■ Set task: Among these lines, how many include "text"? Answer only with the number.

■ Dataset entries:
□ □ □ □ □ □ □

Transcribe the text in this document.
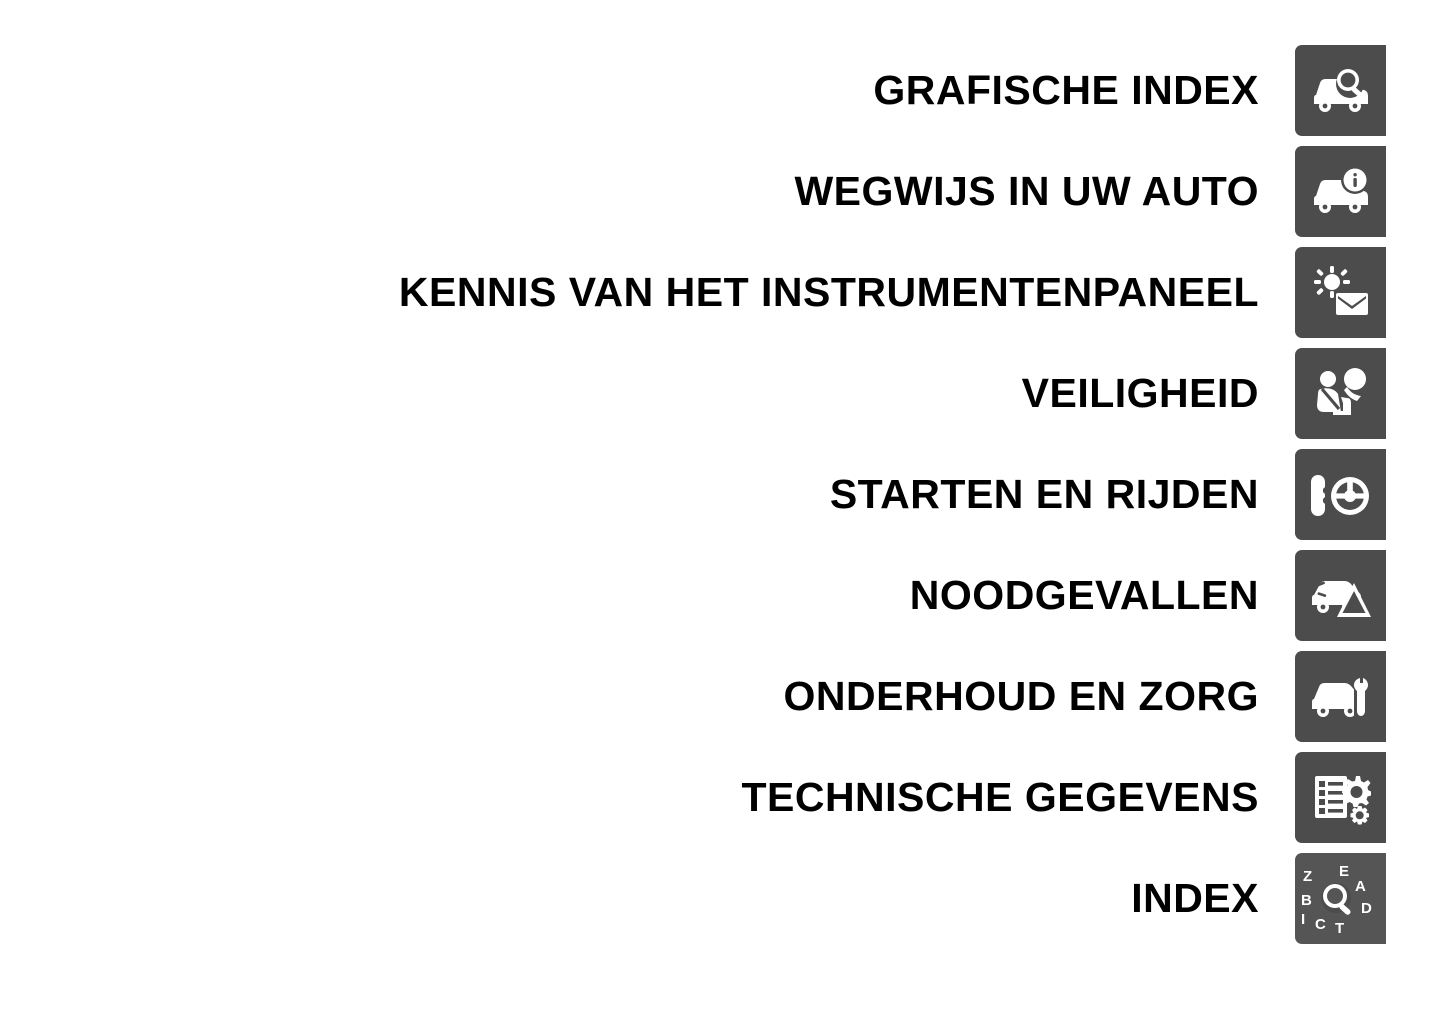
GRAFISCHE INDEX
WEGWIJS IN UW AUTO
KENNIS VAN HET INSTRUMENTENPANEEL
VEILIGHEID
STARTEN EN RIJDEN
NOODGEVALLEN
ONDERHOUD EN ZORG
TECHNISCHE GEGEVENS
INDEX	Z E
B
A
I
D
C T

□ □ □ □ □ □ □

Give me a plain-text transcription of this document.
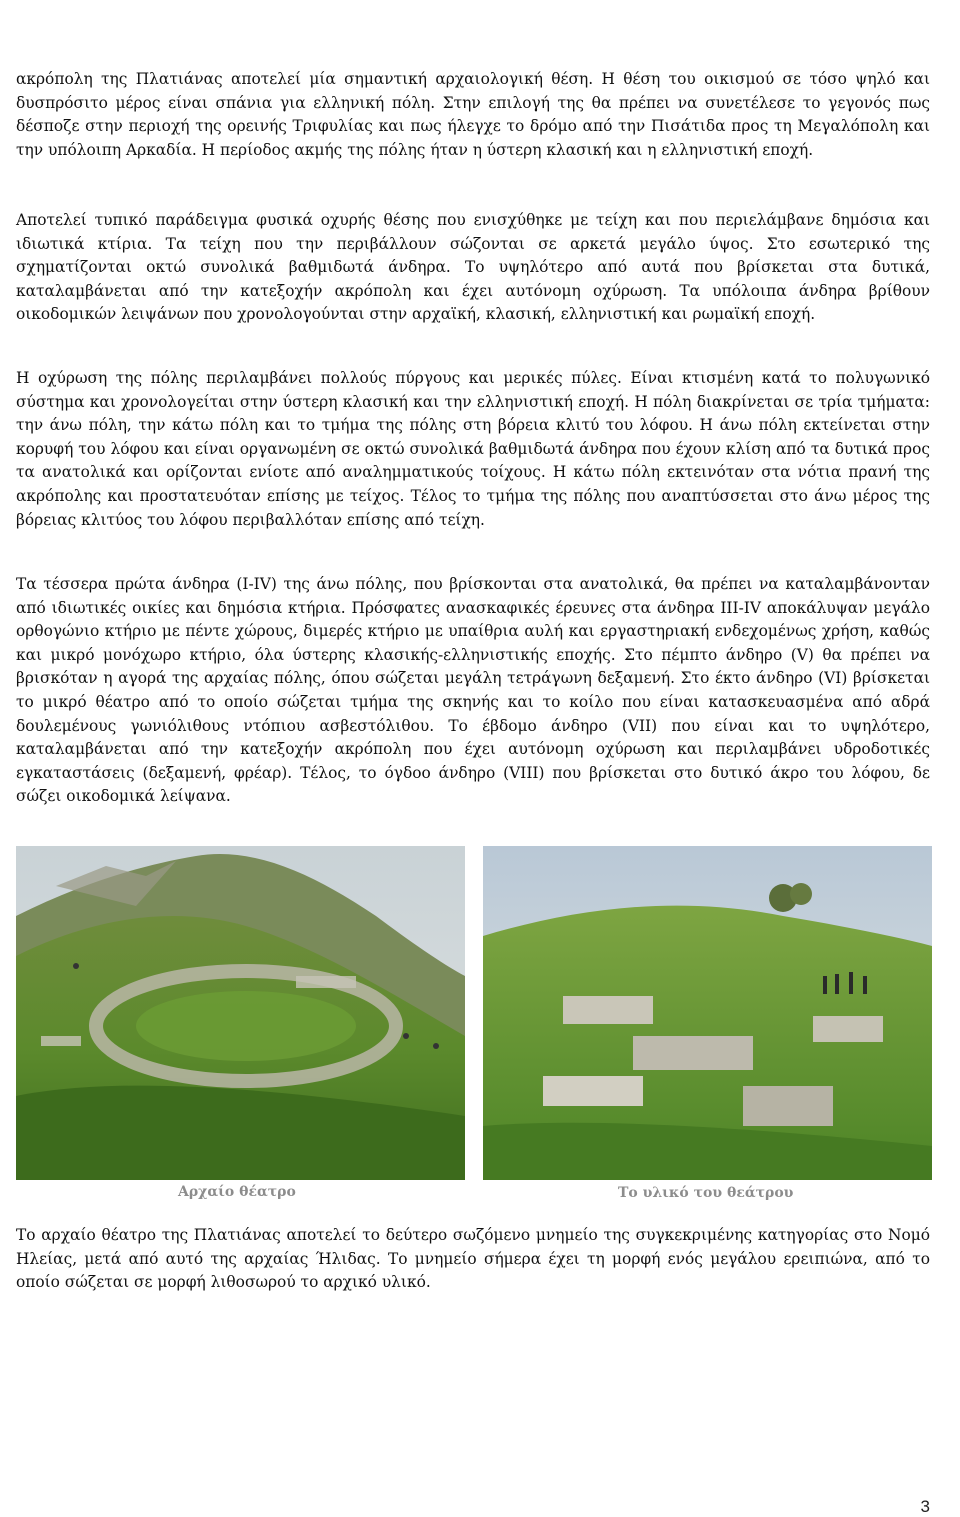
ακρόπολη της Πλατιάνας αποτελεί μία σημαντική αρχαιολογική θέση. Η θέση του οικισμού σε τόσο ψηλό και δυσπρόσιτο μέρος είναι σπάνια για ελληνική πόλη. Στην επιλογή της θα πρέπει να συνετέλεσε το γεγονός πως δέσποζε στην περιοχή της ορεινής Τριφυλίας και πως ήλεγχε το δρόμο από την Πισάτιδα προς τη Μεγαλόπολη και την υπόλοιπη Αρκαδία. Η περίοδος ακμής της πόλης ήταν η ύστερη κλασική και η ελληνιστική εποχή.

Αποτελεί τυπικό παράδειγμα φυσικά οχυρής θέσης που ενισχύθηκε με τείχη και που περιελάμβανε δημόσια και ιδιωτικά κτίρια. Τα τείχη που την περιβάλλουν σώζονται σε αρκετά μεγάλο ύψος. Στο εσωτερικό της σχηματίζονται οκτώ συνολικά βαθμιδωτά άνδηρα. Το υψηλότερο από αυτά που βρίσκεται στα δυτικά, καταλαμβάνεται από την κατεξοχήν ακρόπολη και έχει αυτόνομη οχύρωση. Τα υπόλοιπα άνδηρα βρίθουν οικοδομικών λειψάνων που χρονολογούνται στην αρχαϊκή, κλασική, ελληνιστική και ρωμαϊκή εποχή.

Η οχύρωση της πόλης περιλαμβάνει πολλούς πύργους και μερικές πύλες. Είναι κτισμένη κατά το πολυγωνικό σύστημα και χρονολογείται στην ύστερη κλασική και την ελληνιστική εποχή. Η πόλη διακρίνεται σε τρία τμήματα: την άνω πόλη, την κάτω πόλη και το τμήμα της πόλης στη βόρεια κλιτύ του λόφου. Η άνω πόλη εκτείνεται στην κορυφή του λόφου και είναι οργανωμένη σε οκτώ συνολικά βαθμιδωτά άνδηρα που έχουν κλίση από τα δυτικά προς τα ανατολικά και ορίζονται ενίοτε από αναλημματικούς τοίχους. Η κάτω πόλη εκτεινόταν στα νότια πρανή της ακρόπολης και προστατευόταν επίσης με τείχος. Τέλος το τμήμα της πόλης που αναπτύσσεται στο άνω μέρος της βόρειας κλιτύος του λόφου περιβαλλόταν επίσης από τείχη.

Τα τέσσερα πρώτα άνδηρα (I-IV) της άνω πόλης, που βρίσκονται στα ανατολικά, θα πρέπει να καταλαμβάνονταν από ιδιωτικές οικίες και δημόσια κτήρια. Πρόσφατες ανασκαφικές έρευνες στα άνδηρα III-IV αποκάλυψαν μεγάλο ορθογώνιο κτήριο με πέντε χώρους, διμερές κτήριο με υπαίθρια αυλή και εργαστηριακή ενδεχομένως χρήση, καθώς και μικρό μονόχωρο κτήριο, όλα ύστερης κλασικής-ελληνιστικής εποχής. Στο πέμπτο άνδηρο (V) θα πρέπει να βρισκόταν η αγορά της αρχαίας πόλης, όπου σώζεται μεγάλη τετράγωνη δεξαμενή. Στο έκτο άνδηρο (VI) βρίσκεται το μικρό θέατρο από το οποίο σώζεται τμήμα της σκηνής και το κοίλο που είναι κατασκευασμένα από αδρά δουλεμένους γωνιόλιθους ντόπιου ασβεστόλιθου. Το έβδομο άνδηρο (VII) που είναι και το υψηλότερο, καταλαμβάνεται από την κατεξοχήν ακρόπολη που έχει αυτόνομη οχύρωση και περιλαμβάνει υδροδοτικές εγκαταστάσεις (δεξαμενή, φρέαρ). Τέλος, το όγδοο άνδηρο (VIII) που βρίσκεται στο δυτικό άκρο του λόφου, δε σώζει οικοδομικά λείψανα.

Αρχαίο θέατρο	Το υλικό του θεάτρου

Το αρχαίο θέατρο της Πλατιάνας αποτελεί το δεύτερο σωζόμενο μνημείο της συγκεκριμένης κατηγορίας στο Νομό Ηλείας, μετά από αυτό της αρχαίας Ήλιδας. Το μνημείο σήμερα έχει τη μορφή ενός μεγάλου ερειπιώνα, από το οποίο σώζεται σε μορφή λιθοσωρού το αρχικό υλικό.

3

□ □ □ □ □ □ □

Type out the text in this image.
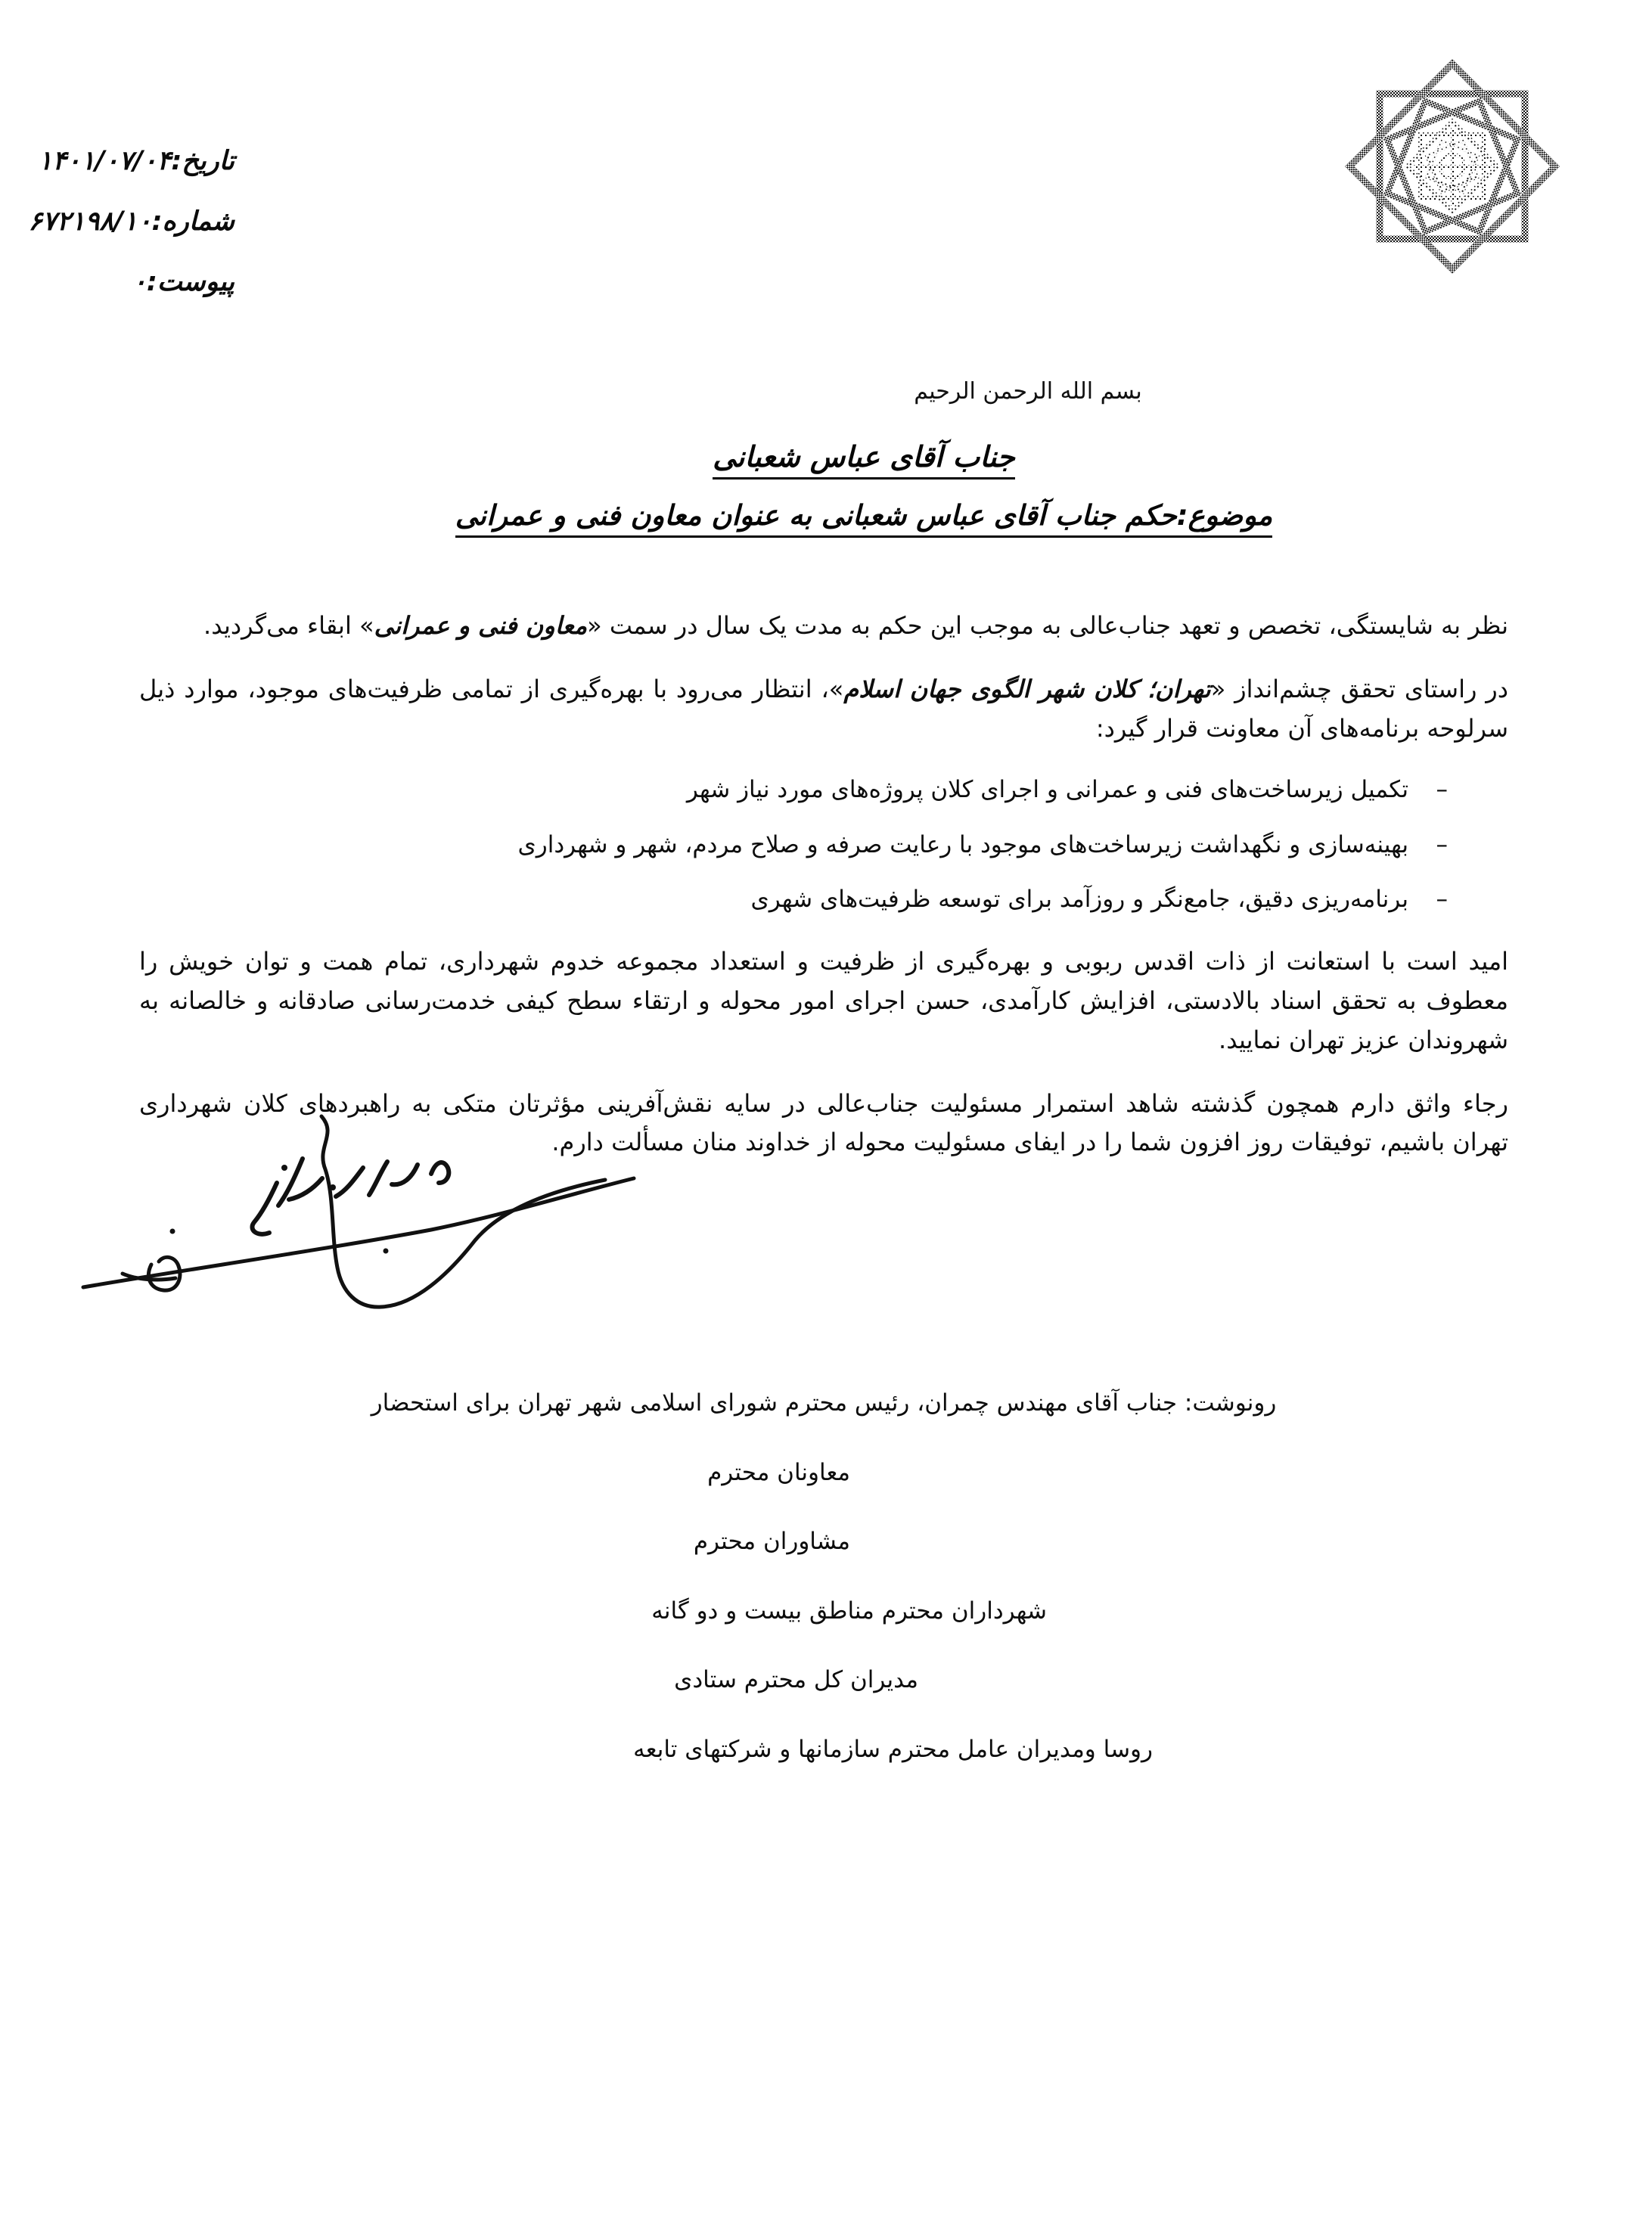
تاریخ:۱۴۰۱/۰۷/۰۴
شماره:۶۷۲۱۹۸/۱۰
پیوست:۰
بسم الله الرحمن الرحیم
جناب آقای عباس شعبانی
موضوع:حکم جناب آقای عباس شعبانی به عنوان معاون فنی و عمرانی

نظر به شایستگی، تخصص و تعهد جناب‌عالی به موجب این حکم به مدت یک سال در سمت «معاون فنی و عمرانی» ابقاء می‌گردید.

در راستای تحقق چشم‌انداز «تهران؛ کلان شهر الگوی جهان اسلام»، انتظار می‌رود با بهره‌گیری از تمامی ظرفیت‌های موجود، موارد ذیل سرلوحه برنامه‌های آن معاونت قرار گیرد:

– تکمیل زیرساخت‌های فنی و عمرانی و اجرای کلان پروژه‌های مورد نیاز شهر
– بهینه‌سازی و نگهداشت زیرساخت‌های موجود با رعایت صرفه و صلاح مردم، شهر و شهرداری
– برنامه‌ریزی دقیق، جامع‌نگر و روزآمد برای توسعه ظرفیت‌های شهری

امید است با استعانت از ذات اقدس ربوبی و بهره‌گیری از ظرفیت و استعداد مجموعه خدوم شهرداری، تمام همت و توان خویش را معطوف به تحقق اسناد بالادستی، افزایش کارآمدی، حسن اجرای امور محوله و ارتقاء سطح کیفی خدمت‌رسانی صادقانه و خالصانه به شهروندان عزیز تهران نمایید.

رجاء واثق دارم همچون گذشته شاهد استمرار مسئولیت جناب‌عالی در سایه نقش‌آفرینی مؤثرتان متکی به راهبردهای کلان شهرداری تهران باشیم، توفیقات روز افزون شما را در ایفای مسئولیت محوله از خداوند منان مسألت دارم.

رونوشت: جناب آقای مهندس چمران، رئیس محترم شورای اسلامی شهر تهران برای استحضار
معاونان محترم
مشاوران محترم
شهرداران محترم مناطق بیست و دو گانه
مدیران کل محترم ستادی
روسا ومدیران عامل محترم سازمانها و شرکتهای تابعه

□ □ □ □ □ □ □

■ Output below: 3